## Exercise inputs
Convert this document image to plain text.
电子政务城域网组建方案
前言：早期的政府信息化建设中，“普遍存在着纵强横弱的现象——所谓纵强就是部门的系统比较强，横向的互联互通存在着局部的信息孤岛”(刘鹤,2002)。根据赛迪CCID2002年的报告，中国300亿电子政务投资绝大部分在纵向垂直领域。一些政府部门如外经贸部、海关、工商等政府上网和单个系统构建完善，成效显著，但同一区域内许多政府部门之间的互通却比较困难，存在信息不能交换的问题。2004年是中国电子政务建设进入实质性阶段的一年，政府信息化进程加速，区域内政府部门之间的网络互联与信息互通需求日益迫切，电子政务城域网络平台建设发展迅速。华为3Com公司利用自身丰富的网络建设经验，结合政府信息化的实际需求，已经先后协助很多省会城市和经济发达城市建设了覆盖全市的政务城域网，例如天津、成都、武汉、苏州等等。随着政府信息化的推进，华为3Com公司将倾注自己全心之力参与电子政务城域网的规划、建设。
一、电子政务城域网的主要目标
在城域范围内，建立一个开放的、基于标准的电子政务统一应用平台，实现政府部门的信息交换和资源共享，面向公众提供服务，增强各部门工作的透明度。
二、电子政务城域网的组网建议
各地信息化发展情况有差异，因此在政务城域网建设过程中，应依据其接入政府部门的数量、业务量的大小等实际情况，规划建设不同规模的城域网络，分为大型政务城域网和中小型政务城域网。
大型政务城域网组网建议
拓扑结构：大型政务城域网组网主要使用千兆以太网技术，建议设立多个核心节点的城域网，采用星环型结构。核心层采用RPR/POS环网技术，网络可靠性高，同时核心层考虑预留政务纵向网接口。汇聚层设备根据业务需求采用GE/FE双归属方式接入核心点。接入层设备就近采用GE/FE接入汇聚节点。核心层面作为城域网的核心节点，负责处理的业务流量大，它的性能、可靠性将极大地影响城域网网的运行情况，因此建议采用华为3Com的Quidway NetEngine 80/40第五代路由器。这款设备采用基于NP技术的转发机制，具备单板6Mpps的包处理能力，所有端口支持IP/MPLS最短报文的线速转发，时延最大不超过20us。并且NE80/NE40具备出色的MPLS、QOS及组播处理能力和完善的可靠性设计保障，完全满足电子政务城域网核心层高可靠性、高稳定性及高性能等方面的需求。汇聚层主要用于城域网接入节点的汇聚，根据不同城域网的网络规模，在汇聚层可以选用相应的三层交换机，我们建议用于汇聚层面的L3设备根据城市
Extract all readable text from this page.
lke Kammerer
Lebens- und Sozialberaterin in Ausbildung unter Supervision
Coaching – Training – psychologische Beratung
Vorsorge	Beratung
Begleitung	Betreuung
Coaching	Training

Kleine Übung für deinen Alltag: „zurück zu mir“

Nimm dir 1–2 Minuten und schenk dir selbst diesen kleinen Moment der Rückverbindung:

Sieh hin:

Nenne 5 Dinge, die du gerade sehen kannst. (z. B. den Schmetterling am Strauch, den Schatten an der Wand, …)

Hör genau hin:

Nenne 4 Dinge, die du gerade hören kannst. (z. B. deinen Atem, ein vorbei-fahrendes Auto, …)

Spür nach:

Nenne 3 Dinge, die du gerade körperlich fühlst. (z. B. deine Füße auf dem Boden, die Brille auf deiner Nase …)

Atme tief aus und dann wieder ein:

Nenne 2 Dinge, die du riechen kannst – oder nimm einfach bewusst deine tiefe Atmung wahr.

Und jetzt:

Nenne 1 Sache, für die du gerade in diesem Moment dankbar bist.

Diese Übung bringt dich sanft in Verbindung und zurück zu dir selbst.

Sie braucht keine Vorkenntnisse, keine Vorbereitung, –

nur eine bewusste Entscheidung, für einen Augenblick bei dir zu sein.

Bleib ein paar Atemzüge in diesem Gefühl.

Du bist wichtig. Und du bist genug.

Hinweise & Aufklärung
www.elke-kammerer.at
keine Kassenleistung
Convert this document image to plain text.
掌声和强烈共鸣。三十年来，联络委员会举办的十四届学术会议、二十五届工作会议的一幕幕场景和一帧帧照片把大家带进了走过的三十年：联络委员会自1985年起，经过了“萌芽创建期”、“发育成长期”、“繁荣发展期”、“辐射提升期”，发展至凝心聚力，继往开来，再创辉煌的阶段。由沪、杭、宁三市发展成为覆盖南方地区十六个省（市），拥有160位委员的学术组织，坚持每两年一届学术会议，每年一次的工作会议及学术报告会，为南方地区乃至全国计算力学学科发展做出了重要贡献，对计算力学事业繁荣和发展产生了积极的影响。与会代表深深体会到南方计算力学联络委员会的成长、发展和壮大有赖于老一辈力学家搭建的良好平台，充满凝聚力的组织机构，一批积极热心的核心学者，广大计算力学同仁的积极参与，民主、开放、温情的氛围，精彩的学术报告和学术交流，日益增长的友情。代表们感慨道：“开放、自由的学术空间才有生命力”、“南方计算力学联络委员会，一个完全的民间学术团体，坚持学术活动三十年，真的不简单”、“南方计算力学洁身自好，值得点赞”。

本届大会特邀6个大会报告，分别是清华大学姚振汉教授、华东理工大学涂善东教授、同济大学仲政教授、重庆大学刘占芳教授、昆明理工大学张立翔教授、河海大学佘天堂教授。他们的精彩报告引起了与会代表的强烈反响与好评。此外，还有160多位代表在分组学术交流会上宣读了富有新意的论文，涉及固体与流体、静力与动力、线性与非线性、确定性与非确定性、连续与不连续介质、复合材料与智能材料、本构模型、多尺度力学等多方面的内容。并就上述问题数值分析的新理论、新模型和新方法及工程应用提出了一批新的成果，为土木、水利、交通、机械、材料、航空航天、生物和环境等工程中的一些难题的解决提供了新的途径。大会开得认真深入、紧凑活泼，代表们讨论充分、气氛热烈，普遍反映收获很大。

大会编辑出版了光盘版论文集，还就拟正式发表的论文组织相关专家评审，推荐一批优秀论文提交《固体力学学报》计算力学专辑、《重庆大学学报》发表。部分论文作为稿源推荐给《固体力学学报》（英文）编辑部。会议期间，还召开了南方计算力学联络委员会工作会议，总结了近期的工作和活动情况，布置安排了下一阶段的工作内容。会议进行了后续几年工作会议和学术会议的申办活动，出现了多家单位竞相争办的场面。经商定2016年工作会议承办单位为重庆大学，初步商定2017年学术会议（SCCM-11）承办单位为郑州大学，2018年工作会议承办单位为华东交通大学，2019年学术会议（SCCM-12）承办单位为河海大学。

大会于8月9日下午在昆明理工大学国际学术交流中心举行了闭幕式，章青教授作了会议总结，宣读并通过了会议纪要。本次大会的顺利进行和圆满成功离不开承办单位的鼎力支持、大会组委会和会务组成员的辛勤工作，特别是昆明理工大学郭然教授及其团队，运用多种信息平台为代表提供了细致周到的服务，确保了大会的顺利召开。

## Required task
How many lines in the data contain the string "Coaching"? Respond with the number only.

## Solved exercise
2